= Directive =
Look through the records that follow. Copy every line containing the word "Субвенции".

= Supplied data =
.....
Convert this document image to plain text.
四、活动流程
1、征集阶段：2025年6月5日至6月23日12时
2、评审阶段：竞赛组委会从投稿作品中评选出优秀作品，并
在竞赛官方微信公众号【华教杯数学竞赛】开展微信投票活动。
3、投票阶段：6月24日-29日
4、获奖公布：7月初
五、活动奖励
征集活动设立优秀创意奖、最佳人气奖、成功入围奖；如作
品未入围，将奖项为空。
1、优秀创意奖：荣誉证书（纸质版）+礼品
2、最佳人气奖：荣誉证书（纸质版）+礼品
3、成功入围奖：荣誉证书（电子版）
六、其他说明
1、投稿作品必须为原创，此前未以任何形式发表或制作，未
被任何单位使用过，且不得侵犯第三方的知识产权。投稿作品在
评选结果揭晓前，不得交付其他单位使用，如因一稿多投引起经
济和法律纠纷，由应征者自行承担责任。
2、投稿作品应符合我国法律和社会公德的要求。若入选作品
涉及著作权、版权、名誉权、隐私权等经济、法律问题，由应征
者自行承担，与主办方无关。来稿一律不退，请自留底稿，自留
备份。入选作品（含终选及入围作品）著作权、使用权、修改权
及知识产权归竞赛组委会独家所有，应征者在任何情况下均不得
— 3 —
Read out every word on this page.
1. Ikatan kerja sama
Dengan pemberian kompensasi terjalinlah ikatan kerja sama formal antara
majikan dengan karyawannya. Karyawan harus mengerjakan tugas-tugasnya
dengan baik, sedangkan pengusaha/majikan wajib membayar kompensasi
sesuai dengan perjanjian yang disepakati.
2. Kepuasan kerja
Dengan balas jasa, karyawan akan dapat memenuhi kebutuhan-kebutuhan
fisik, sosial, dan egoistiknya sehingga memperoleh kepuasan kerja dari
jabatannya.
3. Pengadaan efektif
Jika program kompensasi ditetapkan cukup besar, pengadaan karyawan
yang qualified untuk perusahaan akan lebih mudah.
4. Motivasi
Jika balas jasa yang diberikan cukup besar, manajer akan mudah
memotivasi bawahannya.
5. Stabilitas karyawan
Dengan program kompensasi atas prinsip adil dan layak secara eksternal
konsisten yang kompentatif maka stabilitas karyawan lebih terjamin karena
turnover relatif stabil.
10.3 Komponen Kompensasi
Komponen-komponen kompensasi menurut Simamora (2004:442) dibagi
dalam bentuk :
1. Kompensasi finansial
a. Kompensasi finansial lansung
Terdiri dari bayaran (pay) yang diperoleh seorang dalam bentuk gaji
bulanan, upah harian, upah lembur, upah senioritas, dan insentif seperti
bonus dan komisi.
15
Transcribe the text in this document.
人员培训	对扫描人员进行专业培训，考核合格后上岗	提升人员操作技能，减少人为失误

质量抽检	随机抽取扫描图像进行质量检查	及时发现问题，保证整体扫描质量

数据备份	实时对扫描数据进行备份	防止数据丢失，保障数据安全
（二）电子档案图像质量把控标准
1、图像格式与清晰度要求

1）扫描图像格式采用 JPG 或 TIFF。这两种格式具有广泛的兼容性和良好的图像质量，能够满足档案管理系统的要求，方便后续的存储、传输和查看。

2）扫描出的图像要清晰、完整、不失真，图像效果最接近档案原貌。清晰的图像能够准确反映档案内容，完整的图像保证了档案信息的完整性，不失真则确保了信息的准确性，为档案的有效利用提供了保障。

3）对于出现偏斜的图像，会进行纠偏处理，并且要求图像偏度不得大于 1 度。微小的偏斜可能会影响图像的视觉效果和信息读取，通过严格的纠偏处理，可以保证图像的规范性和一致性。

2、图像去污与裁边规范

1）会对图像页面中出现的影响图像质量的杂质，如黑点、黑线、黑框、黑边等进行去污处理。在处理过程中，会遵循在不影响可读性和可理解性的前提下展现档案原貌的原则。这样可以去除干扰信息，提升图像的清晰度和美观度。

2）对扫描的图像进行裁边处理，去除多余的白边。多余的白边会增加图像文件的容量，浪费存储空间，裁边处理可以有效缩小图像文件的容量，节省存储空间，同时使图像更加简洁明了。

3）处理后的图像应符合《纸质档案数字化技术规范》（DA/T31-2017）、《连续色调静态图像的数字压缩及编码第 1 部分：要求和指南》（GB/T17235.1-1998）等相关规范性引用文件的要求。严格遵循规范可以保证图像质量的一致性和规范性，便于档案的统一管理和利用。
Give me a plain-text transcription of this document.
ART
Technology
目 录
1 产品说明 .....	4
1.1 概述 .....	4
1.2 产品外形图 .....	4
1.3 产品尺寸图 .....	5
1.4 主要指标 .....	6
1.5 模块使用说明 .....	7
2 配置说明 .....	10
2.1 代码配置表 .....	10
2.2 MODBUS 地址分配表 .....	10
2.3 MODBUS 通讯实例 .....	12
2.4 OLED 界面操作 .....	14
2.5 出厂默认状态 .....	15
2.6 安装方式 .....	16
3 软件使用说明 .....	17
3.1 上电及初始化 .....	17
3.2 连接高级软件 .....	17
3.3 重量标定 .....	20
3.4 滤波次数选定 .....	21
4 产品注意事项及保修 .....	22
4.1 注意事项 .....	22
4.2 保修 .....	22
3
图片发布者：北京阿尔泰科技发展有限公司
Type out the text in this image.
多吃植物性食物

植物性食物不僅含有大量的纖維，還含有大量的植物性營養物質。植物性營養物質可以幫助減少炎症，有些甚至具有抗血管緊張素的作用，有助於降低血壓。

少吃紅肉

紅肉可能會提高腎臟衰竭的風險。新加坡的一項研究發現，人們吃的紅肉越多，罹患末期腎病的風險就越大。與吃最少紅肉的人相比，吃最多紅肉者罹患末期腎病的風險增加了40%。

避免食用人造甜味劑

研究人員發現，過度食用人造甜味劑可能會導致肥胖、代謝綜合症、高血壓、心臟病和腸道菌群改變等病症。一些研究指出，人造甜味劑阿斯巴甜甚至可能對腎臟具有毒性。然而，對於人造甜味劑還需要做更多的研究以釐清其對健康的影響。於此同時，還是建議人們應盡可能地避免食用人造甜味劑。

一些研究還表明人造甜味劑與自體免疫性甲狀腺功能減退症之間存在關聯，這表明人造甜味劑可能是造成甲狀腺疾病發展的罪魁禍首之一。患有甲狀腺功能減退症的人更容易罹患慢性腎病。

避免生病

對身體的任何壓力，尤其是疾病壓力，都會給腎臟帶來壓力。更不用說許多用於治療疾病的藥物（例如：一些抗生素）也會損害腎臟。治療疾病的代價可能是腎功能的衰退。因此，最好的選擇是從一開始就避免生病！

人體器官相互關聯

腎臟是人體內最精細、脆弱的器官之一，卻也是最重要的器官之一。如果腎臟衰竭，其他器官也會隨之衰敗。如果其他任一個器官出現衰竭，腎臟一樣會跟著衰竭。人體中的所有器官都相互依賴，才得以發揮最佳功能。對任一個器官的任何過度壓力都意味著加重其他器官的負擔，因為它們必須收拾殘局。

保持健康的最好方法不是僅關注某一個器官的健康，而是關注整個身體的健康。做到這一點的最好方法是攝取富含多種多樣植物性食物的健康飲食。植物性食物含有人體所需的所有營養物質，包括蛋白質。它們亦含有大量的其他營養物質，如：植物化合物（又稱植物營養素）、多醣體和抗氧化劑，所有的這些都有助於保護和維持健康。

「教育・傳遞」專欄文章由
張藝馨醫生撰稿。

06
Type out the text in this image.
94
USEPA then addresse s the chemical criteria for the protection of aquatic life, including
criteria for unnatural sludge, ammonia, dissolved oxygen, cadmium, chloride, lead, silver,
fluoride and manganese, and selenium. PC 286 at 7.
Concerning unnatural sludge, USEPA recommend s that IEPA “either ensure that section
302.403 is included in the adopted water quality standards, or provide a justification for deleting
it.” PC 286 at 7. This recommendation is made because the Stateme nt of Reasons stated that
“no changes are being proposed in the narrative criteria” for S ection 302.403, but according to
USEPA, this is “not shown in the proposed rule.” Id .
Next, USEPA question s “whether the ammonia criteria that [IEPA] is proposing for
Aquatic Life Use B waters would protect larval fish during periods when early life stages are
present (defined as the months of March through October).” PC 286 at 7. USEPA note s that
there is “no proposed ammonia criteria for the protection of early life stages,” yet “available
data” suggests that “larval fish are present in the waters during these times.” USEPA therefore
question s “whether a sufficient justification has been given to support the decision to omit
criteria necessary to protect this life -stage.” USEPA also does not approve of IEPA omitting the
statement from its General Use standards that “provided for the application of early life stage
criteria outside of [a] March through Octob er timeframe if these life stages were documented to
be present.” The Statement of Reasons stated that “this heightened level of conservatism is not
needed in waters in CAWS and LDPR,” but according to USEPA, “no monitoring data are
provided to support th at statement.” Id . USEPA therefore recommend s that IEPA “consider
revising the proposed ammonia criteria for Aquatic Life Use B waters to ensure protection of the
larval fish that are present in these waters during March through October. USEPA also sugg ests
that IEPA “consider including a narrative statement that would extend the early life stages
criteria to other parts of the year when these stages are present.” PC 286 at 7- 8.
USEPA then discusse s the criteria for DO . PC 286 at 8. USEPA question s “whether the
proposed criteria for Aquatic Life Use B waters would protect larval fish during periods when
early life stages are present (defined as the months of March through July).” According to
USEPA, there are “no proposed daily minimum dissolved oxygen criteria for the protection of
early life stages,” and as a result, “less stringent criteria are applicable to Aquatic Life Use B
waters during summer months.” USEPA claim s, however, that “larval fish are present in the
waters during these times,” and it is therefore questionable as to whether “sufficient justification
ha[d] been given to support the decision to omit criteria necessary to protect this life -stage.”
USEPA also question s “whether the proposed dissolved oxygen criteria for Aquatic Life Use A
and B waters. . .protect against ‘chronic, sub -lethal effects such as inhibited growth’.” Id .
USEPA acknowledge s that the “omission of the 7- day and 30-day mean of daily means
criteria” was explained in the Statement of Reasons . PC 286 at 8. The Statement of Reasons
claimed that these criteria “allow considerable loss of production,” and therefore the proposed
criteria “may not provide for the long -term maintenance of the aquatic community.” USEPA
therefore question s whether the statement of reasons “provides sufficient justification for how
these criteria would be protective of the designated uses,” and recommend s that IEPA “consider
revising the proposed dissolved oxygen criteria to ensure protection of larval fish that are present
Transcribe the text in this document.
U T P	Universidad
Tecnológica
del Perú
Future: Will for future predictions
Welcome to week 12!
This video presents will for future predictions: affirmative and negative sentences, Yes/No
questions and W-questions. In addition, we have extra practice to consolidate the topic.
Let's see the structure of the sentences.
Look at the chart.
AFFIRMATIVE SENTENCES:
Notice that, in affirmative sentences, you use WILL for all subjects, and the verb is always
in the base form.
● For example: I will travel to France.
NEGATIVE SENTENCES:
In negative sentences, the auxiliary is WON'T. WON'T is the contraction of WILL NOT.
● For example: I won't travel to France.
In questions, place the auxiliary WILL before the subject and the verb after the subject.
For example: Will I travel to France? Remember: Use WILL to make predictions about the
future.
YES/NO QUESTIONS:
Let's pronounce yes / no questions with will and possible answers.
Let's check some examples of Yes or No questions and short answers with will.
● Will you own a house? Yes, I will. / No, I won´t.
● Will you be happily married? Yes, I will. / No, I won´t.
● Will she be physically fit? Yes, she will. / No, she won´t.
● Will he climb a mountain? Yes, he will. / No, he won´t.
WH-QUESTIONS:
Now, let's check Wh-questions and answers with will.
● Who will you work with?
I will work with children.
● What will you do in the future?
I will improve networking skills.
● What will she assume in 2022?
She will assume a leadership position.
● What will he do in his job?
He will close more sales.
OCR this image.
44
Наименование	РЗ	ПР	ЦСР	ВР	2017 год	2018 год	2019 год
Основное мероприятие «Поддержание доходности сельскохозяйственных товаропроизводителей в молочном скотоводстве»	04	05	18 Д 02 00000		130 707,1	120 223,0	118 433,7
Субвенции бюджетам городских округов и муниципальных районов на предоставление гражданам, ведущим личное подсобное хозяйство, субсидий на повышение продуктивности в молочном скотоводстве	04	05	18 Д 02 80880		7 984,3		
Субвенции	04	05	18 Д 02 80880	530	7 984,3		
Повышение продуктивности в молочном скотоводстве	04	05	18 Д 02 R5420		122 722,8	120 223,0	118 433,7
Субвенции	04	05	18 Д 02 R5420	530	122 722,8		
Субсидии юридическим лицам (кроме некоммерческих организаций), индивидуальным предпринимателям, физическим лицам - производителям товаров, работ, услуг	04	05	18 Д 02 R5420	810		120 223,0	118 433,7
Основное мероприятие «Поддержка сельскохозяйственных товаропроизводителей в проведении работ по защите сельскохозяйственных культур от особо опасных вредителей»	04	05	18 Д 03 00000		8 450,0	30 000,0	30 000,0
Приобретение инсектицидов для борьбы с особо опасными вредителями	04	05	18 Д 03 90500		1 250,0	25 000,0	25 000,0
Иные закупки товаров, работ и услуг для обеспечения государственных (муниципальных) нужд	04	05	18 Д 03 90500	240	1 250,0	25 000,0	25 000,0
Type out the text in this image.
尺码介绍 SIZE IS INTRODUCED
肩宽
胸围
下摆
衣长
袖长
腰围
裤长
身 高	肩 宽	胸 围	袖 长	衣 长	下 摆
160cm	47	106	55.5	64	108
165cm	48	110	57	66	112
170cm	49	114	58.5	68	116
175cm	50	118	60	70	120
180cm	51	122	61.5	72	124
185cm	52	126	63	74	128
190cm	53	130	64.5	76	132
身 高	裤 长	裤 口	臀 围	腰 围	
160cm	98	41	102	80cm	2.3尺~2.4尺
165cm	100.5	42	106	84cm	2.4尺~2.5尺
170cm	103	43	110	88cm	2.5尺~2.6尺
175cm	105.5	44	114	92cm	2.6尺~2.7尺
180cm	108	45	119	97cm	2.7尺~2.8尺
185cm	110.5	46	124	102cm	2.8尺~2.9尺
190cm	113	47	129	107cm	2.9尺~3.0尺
.....
= Answer for the task =
Субвенции бюджетам городских округов и муниципальных районов на предоставление гражданам, ведущим личное подсобное хозяйство, субсидий на повышение продуктивности в молочном скотоводстве	04	05	18 Д 02 80880		7 984,3		
Субвенции	04	05	18 Д 02 80880	530	7 984,3		
Субвенции	04	05	18 Д 02 R5420	530	122 722,8		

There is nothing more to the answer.